• _What is being asked_: Find each line that has the string "Tambah" and give the total, with nothing else.
Start of Recorded information
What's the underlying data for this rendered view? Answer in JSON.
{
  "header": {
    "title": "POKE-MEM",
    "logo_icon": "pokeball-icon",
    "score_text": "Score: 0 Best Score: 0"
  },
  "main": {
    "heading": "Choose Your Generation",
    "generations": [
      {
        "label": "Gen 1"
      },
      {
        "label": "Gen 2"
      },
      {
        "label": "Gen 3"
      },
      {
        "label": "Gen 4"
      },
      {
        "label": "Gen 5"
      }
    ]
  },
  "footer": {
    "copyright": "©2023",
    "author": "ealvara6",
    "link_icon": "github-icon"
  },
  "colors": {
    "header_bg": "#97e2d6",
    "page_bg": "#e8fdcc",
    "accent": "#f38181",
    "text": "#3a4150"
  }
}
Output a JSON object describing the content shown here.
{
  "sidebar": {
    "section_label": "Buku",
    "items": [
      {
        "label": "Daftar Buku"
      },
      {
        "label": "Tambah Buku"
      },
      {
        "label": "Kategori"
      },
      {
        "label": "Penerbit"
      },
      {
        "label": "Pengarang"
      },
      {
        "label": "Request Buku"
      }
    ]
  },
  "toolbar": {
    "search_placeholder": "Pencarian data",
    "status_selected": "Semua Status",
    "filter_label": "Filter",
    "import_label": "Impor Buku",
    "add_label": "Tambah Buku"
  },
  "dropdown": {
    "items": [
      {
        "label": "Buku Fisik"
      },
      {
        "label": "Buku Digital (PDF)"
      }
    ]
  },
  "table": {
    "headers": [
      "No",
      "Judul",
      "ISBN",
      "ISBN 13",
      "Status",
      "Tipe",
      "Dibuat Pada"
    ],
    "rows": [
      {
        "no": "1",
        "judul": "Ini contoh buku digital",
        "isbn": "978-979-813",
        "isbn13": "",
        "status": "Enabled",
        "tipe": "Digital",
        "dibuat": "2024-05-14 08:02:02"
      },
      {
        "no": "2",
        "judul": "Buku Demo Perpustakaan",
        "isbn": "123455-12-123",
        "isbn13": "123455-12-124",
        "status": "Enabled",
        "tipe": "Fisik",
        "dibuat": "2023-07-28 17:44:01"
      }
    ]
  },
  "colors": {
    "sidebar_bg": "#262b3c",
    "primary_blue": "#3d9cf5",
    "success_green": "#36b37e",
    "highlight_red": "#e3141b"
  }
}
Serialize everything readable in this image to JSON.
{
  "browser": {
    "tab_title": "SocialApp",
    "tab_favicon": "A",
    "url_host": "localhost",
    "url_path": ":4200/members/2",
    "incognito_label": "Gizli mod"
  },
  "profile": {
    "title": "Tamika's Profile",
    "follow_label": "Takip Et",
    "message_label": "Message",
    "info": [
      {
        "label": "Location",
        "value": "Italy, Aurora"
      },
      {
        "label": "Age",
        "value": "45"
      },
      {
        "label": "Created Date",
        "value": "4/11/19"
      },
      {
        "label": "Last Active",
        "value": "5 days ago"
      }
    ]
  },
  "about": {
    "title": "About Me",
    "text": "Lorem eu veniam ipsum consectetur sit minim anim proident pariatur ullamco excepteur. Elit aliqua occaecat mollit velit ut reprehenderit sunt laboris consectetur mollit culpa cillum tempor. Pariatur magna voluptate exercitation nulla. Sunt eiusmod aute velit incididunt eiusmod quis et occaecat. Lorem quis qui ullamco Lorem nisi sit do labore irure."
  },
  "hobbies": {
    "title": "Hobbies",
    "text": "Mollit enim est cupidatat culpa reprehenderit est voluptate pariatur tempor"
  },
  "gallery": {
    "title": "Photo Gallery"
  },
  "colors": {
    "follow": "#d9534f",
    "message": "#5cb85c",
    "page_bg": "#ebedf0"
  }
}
End of Recorded information
• _Full answer_: 2